## Description of the task:
Pull every line with the word "Defaults" out of the entries below.

## Records:
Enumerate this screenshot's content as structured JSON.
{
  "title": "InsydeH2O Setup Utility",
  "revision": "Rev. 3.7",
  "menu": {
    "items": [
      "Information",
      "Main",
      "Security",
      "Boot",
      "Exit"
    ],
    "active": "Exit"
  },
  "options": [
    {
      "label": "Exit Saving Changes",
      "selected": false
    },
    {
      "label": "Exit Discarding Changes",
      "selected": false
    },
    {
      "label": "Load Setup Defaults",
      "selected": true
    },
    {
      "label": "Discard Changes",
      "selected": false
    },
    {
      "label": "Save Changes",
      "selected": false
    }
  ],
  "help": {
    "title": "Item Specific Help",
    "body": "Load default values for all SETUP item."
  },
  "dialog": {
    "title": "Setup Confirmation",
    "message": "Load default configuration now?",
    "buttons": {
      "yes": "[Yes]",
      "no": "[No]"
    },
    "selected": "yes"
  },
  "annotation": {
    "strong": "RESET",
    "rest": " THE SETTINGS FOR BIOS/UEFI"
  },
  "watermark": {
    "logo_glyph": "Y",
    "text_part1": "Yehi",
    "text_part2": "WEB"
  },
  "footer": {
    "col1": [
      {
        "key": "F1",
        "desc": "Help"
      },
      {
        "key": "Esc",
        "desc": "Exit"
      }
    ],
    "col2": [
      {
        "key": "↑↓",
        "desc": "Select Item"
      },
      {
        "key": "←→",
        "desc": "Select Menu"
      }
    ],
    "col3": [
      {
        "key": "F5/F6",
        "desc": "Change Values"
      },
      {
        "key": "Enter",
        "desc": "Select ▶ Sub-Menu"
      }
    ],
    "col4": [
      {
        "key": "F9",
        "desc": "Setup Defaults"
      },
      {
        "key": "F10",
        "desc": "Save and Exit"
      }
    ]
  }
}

## Expected answer:
      "label": "Load Setup Defaults",
        "desc": "Setup Defaults"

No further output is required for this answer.